- [Description of the task] Copy every record below, exactly as written.

- [Raw records]

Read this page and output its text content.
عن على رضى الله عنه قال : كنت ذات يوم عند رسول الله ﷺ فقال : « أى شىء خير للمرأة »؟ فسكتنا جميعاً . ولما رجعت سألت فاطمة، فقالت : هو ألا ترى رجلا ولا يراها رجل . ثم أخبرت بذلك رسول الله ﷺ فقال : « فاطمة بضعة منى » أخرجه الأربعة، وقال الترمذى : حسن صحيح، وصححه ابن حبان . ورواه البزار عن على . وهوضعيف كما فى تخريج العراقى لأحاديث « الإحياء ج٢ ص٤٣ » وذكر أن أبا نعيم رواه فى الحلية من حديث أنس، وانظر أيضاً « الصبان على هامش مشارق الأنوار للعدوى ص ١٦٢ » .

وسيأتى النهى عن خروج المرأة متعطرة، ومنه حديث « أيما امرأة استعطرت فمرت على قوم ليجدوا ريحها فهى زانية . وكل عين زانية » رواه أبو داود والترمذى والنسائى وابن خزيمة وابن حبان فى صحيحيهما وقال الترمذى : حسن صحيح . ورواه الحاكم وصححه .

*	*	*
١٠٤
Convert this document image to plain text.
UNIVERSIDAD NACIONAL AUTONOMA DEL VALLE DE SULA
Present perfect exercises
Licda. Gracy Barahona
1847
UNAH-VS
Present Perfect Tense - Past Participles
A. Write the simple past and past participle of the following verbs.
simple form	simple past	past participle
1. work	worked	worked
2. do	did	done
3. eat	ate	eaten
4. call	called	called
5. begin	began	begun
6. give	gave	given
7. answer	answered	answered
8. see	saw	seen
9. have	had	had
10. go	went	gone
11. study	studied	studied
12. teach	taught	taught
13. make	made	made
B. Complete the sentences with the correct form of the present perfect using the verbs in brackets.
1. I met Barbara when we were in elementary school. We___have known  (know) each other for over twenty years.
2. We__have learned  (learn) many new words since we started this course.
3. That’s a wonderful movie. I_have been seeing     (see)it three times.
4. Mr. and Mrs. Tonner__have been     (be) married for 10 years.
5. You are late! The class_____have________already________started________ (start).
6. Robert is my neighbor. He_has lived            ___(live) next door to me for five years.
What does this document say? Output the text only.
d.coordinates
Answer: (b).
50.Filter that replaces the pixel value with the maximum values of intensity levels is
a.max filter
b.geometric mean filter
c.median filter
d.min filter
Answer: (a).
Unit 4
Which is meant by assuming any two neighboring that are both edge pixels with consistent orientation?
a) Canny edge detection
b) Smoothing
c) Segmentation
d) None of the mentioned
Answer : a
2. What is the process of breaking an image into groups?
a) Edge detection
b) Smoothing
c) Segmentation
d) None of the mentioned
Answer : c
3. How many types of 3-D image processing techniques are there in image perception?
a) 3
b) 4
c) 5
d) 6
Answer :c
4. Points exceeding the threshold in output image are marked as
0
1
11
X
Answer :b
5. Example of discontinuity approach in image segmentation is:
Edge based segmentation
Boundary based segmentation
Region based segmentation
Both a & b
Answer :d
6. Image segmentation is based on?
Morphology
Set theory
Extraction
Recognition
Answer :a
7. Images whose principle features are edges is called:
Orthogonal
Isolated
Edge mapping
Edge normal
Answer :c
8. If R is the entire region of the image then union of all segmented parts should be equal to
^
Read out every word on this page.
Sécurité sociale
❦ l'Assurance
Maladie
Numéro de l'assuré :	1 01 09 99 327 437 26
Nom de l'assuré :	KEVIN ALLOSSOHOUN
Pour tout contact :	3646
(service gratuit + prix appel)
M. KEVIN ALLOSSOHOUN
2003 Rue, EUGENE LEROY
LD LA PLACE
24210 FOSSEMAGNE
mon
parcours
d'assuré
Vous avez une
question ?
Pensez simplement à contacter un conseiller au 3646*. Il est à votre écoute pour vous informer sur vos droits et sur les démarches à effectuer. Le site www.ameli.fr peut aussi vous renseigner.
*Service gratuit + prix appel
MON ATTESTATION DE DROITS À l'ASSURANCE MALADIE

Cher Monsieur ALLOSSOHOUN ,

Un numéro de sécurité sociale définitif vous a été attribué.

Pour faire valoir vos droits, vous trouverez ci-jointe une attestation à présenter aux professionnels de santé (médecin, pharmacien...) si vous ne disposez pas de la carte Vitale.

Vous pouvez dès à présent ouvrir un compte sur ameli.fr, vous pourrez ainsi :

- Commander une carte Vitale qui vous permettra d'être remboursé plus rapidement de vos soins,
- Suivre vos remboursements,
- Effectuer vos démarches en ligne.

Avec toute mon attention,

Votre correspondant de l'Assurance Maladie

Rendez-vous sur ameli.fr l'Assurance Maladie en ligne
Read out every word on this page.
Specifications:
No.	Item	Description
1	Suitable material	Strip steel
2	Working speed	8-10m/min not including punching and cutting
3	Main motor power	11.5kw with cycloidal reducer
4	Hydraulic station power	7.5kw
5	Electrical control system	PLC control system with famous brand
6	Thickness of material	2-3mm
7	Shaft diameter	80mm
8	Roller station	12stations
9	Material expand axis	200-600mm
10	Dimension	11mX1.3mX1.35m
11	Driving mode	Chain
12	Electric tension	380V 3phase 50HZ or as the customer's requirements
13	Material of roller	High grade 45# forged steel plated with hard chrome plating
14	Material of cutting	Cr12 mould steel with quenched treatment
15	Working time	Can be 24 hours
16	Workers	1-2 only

- [Exercise solution]
Read this page and output its text content.
عن على رضى الله عنه قال : كنت ذات يوم عند رسول الله ﷺ فقال : « أى شىء خير للمرأة »؟ فسكتنا جميعاً . ولما رجعت سألت فاطمة، فقالت : هو ألا ترى رجلا ولا يراها رجل . ثم أخبرت بذلك رسول الله ﷺ فقال : « فاطمة بضعة منى » أخرجه الأربعة، وقال الترمذى : حسن صحيح، وصححه ابن حبان . ورواه البزار عن على . وهوضعيف كما فى تخريج العراقى لأحاديث « الإحياء ج٢ ص٤٣ » وذكر أن أبا نعيم رواه فى الحلية من حديث أنس، وانظر أيضاً « الصبان على هامش مشارق الأنوار للعدوى ص ١٦٢ » .

وسيأتى النهى عن خروج المرأة متعطرة، ومنه حديث « أيما امرأة استعطرت فمرت على قوم ليجدوا ريحها فهى زانية . وكل عين زانية » رواه أبو داود والترمذى والنسائى وابن خزيمة وابن حبان فى صحيحيهما وقال الترمذى : حسن صحيح . ورواه الحاكم وصححه .

*	*	*
١٠٤
Convert this document image to plain text.
UNIVERSIDAD NACIONAL AUTONOMA DEL VALLE DE SULA
Present perfect exercises
Licda. Gracy Barahona
1847
UNAH-VS
Present Perfect Tense - Past Participles
A. Write the simple past and past participle of the following verbs.
simple form	simple past	past participle
1. work	worked	worked
2. do	did	done
3. eat	ate	eaten
4. call	called	called
5. begin	began	begun
6. give	gave	given
7. answer	answered	answered
8. see	saw	seen
9. have	had	had
10. go	went	gone
11. study	studied	studied
12. teach	taught	taught
13. make	made	made
B. Complete the sentences with the correct form of the present perfect using the verbs in brackets.
1. I met Barbara when we were in elementary school. We___have known  (know) each other for over twenty years.
2. We__have learned  (learn) many new words since we started this course.
3. That’s a wonderful movie. I_have been seeing     (see)it three times.
4. Mr. and Mrs. Tonner__have been     (be) married for 10 years.
5. You are late! The class_____have________already________started________ (start).
6. Robert is my neighbor. He_has lived            ___(live) next door to me for five years.
What does this document say? Output the text only.
d.coordinates
Answer: (b).
50.Filter that replaces the pixel value with the maximum values of intensity levels is
a.max filter
b.geometric mean filter
c.median filter
d.min filter
Answer: (a).
Unit 4
Which is meant by assuming any two neighboring that are both edge pixels with consistent orientation?
a) Canny edge detection
b) Smoothing
c) Segmentation
d) None of the mentioned
Answer : a
2. What is the process of breaking an image into groups?
a) Edge detection
b) Smoothing
c) Segmentation
d) None of the mentioned
Answer : c
3. How many types of 3-D image processing techniques are there in image perception?
a) 3
b) 4
c) 5
d) 6
Answer :c
4. Points exceeding the threshold in output image are marked as
0
1
11
X
Answer :b
5. Example of discontinuity approach in image segmentation is:
Edge based segmentation
Boundary based segmentation
Region based segmentation
Both a & b
Answer :d
6. Image segmentation is based on?
Morphology
Set theory
Extraction
Recognition
Answer :a
7. Images whose principle features are edges is called:
Orthogonal
Isolated
Edge mapping
Edge normal
Answer :c
8. If R is the entire region of the image then union of all segmented parts should be equal to
^
Read out every word on this page.
Sécurité sociale
❦ l'Assurance
Maladie
Numéro de l'assuré :	1 01 09 99 327 437 26
Nom de l'assuré :	KEVIN ALLOSSOHOUN
Pour tout contact :	3646
(service gratuit + prix appel)
M. KEVIN ALLOSSOHOUN
2003 Rue, EUGENE LEROY
LD LA PLACE
24210 FOSSEMAGNE
mon
parcours
d'assuré
Vous avez une
question ?
Pensez simplement à contacter un conseiller au 3646*. Il est à votre écoute pour vous informer sur vos droits et sur les démarches à effectuer. Le site www.ameli.fr peut aussi vous renseigner.
*Service gratuit + prix appel
MON ATTESTATION DE DROITS À l'ASSURANCE MALADIE

Cher Monsieur ALLOSSOHOUN ,

Un numéro de sécurité sociale définitif vous a été attribué.

Pour faire valoir vos droits, vous trouverez ci-jointe une attestation à présenter aux professionnels de santé (médecin, pharmacien...) si vous ne disposez pas de la carte Vitale.

Vous pouvez dès à présent ouvrir un compte sur ameli.fr, vous pourrez ainsi :

- Commander une carte Vitale qui vous permettra d'être remboursé plus rapidement de vos soins,
- Suivre vos remboursements,
- Effectuer vos démarches en ligne.

Avec toute mon attention,

Votre correspondant de l'Assurance Maladie

Rendez-vous sur ameli.fr l'Assurance Maladie en ligne
Read out every word on this page.
Specifications:
No.	Item	Description
1	Suitable material	Strip steel
2	Working speed	8-10m/min not including punching and cutting
3	Main motor power	11.5kw with cycloidal reducer
4	Hydraulic station power	7.5kw
5	Electrical control system	PLC control system with famous brand
6	Thickness of material	2-3mm
7	Shaft diameter	80mm
8	Roller station	12stations
9	Material expand axis	200-600mm
10	Dimension	11mX1.3mX1.35m
11	Driving mode	Chain
12	Electric tension	380V 3phase 50HZ or as the customer's requirements
13	Material of roller	High grade 45# forged steel plated with hard chrome plating
14	Material of cutting	Cr12 mould steel with quenched treatment
15	Working time	Can be 24 hours
16	Workers	1-2 only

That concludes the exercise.